== Problem requirements ==
Below are some records; work out how many of their lines contain "relations" and give the number only.
──────
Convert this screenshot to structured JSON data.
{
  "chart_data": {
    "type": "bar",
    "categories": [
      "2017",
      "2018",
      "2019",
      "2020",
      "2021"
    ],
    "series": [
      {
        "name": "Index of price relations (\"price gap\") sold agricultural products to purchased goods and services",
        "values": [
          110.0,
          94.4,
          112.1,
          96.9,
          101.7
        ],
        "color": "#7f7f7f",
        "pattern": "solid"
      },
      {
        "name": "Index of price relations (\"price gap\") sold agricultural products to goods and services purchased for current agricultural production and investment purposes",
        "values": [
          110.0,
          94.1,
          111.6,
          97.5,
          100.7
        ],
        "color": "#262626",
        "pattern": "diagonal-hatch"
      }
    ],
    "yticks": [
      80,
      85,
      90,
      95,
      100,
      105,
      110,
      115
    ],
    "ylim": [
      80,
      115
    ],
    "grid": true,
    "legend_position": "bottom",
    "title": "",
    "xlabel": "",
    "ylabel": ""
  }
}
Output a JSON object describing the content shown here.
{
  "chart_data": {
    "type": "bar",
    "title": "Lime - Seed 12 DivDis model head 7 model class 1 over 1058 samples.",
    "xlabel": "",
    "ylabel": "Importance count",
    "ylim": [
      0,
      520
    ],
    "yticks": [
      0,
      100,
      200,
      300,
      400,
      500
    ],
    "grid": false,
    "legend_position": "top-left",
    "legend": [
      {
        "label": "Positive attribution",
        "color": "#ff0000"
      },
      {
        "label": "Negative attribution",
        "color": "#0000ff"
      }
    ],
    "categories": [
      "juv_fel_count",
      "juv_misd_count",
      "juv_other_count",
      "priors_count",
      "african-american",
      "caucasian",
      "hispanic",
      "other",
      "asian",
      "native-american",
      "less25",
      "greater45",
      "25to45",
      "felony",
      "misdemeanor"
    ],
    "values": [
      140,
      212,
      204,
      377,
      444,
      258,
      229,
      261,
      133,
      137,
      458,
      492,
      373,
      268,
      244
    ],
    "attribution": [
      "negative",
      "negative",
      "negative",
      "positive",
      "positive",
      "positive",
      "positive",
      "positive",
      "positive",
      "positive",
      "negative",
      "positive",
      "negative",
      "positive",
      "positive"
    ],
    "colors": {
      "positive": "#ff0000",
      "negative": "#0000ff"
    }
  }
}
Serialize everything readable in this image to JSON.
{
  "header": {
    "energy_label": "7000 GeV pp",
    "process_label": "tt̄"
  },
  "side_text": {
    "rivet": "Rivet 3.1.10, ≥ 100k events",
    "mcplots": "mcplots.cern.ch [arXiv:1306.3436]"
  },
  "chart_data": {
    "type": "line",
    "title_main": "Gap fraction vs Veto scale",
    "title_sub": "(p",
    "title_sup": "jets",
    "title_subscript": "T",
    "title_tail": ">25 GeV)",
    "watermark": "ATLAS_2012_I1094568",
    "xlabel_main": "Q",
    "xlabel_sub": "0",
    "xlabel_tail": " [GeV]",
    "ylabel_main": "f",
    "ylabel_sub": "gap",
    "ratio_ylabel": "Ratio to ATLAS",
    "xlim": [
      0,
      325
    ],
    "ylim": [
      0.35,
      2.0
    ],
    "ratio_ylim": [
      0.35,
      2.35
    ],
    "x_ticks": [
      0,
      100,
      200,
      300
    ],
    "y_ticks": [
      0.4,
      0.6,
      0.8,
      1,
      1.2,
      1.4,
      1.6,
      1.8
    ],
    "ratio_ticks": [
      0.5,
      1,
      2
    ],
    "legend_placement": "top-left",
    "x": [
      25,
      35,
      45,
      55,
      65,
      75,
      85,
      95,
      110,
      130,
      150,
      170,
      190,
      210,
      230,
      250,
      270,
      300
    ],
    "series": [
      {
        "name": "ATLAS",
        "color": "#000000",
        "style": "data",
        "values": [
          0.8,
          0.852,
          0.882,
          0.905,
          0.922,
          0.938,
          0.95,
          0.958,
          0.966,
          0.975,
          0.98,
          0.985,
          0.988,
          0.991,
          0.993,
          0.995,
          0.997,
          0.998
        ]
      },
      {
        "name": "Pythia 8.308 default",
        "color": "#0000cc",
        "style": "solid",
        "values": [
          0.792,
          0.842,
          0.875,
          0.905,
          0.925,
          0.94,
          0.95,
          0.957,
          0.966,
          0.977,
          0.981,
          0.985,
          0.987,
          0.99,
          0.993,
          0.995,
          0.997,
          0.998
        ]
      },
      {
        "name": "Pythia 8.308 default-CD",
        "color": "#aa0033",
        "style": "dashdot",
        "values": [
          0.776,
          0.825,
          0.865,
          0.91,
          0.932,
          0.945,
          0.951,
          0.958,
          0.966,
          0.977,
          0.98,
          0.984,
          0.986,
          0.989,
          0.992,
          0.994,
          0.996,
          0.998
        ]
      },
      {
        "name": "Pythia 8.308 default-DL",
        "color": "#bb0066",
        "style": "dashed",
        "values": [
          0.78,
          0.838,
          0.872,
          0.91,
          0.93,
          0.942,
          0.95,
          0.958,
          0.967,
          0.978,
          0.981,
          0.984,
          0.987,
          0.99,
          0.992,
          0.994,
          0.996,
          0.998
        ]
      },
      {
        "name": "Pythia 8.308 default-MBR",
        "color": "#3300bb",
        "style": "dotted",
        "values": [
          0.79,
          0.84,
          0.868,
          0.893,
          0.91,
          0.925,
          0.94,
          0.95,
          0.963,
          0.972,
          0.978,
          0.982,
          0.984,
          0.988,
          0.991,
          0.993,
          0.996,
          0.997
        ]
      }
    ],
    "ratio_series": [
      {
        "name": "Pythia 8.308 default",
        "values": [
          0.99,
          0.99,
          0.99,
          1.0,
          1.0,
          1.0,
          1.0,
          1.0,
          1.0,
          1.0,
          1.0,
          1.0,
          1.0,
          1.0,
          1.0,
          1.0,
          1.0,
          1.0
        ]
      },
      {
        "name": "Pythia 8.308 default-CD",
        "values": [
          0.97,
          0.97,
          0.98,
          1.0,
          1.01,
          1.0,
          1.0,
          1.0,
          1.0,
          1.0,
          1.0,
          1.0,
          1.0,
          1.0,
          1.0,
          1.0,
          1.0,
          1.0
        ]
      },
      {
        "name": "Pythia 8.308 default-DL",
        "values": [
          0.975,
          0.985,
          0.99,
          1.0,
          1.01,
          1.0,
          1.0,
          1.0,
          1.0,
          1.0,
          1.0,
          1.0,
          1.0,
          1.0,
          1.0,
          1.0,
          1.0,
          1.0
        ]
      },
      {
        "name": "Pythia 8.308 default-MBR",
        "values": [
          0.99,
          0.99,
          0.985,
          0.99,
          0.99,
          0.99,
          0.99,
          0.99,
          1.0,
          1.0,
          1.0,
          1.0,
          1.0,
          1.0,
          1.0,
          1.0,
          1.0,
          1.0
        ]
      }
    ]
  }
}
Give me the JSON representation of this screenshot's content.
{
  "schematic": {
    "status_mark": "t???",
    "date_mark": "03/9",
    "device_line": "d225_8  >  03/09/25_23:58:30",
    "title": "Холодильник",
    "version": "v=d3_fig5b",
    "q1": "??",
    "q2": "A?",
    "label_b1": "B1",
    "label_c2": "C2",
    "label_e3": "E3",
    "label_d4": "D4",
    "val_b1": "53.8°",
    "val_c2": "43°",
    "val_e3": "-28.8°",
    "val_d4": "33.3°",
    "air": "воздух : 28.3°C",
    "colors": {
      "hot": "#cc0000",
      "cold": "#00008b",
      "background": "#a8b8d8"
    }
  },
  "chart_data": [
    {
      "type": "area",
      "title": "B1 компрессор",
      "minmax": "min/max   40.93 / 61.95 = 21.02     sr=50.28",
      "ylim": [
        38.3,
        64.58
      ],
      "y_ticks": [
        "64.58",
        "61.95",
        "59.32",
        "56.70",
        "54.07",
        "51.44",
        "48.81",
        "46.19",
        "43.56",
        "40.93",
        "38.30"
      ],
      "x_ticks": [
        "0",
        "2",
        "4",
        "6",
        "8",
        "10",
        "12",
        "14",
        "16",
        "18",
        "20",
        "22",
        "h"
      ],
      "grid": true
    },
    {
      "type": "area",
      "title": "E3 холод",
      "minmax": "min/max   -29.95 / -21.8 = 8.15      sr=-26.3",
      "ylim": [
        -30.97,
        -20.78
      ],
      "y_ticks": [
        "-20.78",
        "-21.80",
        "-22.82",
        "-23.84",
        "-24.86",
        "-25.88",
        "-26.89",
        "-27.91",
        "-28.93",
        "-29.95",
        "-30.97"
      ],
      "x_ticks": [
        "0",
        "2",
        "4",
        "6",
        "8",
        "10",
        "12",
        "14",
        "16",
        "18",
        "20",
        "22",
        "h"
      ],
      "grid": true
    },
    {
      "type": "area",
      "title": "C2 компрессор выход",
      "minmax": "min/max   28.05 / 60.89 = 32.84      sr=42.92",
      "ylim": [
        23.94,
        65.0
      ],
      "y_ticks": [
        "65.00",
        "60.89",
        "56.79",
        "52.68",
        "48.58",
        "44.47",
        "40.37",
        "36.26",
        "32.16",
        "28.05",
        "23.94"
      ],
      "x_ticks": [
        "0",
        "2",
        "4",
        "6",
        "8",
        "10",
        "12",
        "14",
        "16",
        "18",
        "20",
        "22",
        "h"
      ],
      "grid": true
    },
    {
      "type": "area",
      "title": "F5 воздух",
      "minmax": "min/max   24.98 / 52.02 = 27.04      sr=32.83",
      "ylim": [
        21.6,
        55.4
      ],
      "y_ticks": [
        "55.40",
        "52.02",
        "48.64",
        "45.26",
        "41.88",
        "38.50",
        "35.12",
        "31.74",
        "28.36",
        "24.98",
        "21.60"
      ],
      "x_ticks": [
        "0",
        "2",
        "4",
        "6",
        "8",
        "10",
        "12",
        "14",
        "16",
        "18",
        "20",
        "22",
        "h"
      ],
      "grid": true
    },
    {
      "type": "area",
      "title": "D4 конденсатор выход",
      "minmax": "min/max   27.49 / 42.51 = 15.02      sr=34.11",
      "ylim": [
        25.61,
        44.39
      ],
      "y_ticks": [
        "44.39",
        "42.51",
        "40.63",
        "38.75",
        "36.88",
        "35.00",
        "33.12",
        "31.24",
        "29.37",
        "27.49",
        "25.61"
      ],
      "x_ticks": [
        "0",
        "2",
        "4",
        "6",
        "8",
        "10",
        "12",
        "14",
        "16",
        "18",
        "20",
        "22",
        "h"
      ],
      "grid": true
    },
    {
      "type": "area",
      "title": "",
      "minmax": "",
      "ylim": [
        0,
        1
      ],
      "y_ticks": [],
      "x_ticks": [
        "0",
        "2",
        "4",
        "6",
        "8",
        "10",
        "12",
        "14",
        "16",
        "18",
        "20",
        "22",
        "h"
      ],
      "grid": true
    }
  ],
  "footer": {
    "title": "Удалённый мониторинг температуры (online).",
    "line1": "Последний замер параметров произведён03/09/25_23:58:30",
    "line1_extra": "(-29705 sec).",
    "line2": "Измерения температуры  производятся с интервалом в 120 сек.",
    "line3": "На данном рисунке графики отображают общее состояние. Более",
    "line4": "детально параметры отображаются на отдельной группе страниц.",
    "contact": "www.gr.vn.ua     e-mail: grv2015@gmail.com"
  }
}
──────
== Result ==
2